Find each line in the entries below that contains the string "pedal", and copy those lines. Matches must have the same case.

RECORD EXTRACTS:
╔══

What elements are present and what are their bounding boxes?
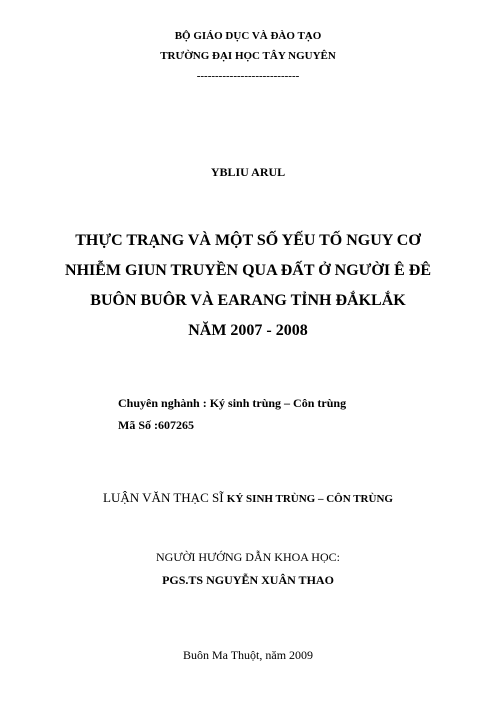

╚══
╔══

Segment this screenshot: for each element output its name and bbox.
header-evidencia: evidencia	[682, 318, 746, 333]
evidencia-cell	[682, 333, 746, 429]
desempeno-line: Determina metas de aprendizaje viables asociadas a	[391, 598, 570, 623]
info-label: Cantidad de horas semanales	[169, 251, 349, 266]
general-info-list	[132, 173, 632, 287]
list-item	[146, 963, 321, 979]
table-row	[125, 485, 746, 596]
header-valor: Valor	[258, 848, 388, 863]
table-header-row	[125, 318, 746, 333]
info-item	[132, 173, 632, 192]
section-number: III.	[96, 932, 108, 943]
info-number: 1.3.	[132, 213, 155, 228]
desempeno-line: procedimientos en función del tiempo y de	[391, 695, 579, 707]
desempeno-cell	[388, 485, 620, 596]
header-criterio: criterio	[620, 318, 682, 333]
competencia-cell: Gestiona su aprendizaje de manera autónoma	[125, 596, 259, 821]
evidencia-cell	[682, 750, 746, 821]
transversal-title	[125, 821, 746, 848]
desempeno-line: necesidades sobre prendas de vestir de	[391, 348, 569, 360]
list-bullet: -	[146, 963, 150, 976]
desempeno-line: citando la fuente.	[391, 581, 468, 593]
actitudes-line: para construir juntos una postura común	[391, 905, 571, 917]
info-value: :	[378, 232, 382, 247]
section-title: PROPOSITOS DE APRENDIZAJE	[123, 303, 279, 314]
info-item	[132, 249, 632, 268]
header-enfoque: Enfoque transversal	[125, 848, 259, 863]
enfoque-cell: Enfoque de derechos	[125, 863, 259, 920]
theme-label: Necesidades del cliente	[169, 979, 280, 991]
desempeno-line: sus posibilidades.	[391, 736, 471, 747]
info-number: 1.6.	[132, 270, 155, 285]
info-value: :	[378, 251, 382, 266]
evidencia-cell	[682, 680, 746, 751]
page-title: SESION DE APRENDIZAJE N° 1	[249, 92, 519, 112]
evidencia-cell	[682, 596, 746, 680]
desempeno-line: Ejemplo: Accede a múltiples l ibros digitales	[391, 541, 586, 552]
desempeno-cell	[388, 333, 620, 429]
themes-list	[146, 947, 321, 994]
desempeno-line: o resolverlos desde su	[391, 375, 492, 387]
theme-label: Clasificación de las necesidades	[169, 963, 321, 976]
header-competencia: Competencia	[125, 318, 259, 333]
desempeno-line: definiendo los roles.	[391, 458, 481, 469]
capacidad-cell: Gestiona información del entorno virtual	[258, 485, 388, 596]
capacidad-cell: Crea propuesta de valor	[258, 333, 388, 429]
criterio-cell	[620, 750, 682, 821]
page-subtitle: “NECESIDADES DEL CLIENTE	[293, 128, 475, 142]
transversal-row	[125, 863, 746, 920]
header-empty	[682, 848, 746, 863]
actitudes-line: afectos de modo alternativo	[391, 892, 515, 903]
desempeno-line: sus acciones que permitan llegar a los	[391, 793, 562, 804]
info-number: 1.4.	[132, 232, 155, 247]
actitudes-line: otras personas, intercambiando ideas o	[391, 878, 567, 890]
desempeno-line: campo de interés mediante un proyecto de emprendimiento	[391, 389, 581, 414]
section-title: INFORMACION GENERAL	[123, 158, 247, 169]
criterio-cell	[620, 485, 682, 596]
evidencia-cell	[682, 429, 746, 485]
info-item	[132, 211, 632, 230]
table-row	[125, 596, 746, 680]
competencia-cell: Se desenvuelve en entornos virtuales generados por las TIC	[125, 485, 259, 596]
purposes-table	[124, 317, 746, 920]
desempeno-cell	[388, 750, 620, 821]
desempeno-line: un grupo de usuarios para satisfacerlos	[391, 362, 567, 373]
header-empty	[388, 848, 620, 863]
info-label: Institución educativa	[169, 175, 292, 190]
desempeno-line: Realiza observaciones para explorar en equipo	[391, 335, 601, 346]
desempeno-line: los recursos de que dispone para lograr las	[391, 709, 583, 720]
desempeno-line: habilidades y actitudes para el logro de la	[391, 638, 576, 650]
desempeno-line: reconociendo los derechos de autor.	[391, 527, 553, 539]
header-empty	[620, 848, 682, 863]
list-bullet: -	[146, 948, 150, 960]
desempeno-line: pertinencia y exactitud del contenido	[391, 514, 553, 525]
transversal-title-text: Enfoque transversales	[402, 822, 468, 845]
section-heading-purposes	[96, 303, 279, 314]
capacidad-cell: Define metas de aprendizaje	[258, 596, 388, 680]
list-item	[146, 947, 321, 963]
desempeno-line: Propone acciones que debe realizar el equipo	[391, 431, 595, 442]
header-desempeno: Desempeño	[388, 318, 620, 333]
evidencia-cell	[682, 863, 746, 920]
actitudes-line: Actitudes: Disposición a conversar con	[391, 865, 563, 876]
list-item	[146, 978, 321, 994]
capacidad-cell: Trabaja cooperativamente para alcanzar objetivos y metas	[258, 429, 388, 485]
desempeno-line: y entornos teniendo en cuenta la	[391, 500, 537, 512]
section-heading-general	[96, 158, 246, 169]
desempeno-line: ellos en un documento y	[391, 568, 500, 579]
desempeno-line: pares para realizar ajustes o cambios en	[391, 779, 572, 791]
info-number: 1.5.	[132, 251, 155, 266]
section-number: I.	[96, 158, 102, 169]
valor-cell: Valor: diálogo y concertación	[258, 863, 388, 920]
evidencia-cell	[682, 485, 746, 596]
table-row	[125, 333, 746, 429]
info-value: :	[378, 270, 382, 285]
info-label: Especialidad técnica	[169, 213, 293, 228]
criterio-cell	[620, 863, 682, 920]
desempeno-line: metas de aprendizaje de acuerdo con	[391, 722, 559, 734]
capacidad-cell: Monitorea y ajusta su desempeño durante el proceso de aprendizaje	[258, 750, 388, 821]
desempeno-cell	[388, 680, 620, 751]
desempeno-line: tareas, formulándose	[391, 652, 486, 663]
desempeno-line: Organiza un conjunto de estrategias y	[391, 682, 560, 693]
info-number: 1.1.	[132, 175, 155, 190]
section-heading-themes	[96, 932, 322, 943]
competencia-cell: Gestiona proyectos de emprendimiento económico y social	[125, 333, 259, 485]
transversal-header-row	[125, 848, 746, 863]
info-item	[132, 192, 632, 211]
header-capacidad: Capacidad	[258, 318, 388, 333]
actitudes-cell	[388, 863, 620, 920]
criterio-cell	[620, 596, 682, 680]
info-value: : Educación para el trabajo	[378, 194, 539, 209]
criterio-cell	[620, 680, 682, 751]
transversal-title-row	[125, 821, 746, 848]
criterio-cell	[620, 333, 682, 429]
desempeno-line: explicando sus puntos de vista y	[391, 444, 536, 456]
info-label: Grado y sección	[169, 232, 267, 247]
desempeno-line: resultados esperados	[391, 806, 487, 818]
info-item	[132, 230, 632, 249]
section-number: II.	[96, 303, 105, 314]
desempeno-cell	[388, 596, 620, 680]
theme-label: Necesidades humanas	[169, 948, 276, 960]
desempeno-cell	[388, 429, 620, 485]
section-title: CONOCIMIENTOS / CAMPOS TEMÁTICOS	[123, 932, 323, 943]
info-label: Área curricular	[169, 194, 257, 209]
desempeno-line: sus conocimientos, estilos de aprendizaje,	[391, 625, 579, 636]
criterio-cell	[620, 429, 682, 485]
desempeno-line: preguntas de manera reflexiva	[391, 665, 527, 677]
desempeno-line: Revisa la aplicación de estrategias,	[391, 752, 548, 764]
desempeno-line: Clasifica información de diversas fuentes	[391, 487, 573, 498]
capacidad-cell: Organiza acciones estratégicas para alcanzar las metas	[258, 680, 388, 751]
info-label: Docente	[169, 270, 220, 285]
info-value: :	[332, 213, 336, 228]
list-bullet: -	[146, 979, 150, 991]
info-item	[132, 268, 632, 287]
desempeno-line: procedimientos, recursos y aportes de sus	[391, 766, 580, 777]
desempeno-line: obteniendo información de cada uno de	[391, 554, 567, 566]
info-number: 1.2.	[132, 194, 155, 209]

╚══
╔══

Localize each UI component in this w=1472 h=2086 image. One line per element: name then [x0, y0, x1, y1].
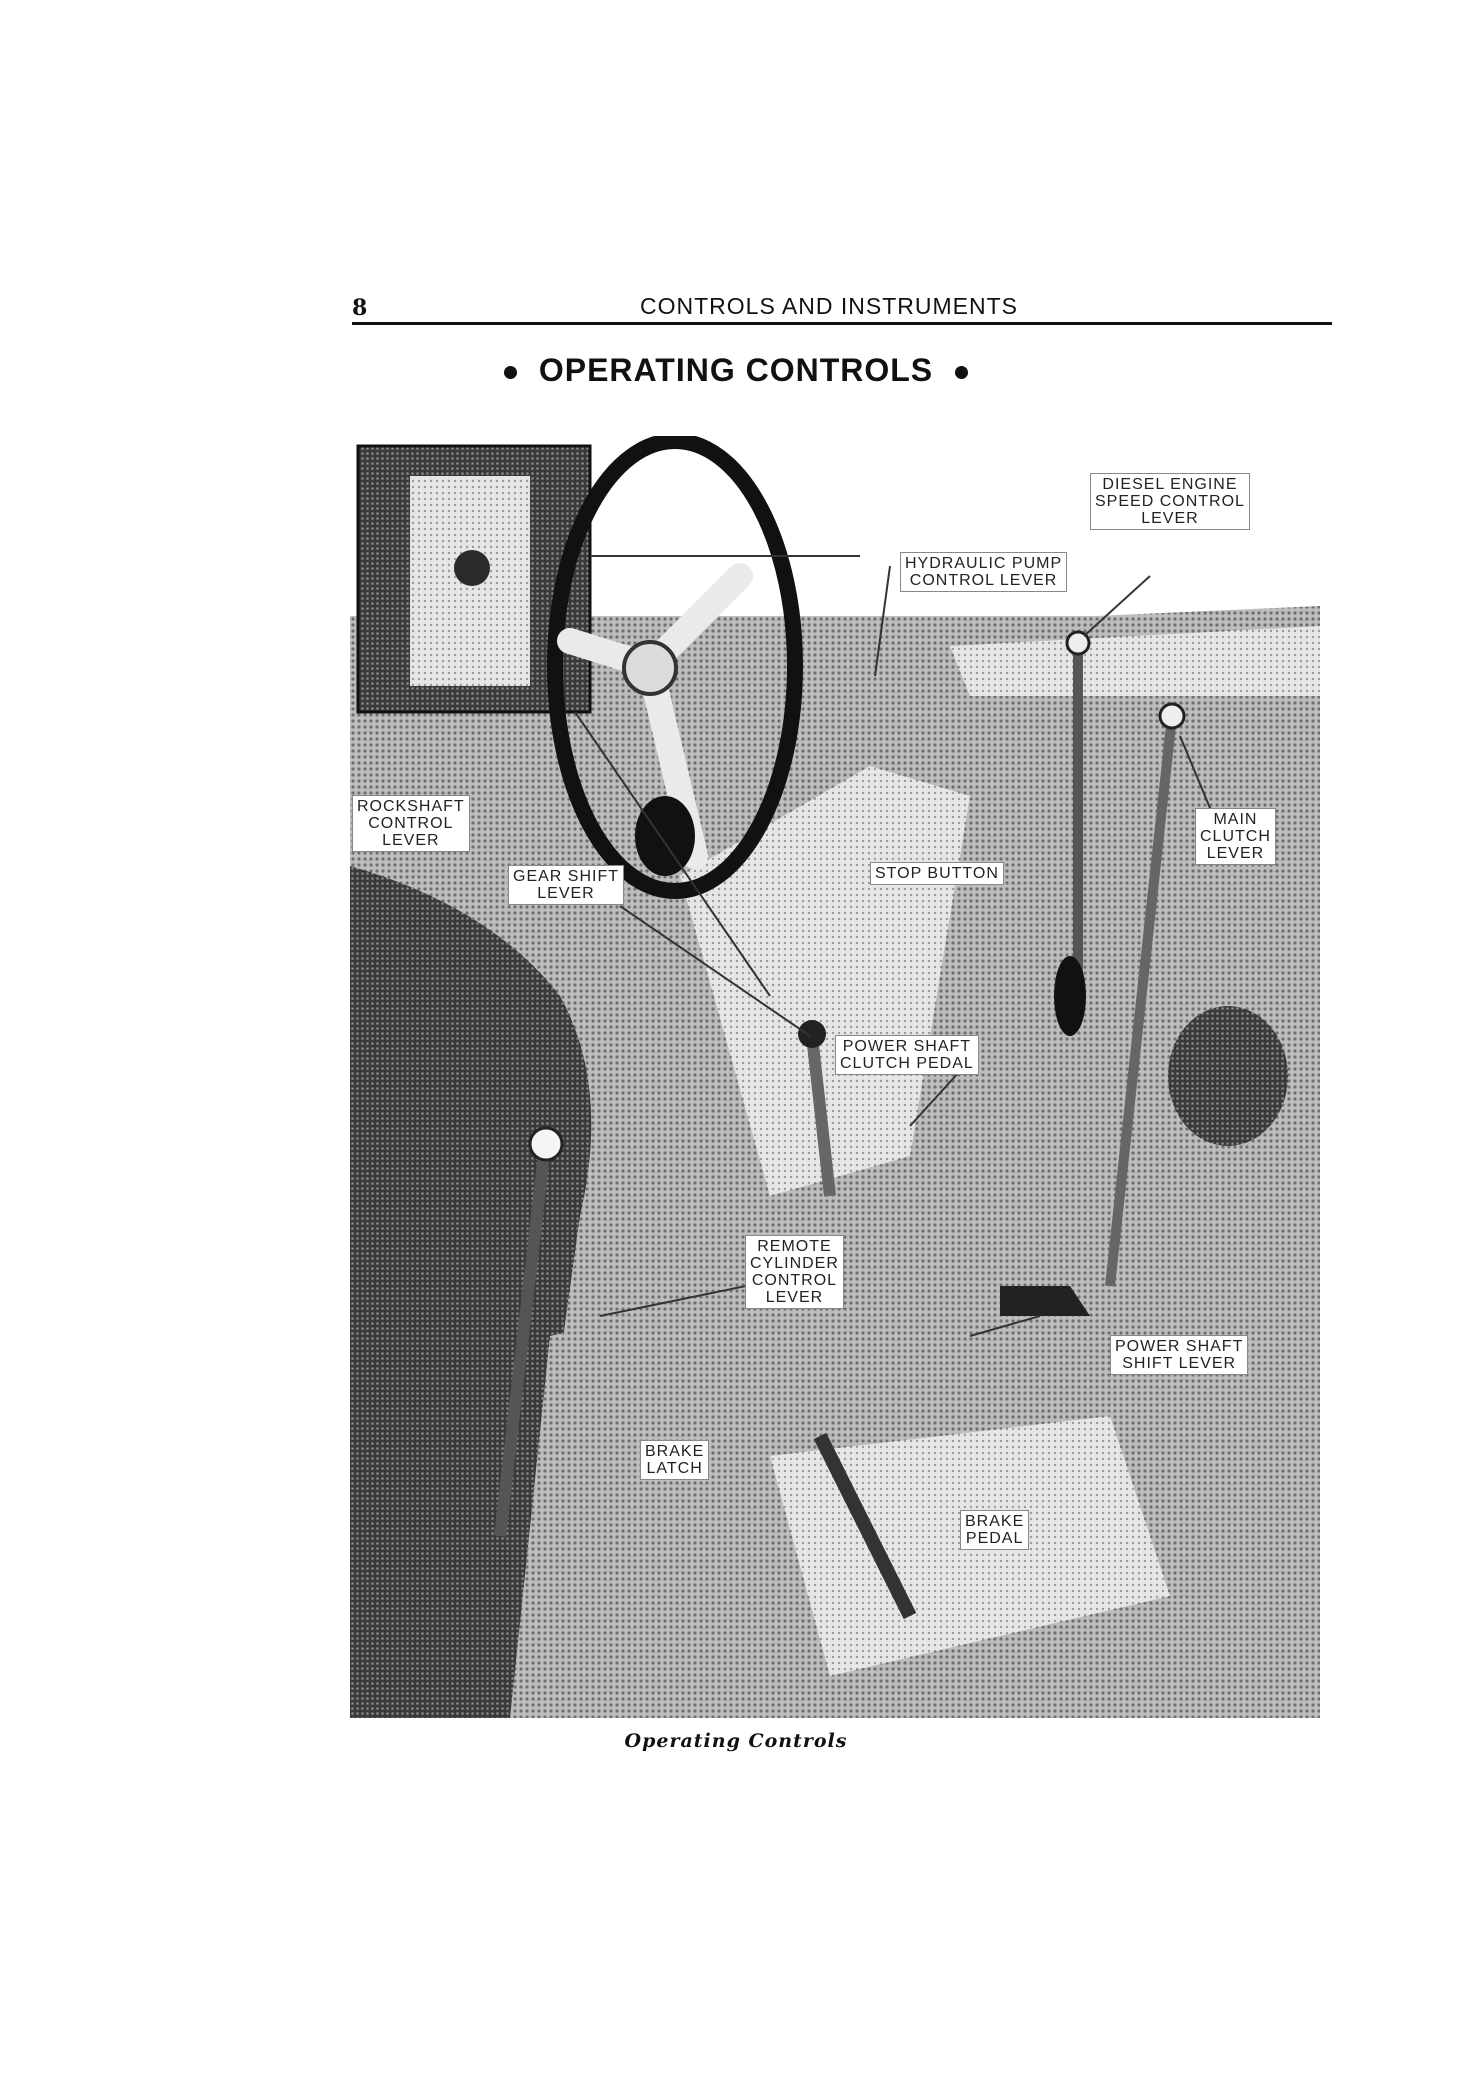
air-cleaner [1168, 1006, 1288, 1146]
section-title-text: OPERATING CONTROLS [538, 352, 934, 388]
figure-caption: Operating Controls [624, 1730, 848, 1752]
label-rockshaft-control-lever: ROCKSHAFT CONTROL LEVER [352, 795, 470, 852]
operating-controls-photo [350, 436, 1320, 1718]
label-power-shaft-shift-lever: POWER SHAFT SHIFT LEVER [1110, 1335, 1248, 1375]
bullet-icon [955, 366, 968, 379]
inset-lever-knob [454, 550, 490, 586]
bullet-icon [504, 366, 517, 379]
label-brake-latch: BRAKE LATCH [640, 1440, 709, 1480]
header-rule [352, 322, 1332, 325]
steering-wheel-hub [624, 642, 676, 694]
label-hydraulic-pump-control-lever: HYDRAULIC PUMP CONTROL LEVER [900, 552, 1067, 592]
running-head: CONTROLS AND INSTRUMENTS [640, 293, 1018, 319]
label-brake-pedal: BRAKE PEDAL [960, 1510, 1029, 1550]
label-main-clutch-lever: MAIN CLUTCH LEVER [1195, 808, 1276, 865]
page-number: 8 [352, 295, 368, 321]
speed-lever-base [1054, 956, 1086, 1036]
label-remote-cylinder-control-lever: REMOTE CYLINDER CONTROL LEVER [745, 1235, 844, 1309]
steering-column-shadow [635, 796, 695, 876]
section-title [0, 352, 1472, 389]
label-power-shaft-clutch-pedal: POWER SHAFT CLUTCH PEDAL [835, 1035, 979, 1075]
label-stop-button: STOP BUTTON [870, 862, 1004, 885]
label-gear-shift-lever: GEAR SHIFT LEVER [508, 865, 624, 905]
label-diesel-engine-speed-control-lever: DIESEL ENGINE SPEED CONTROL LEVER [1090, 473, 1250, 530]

╚══

SOLUTION:
label-brake-pedal: BRAKE PEDAL [960, 1510, 1029, 1550]
label-power-shaft-clutch-pedal: POWER SHAFT CLUTCH PEDAL [835, 1035, 979, 1075]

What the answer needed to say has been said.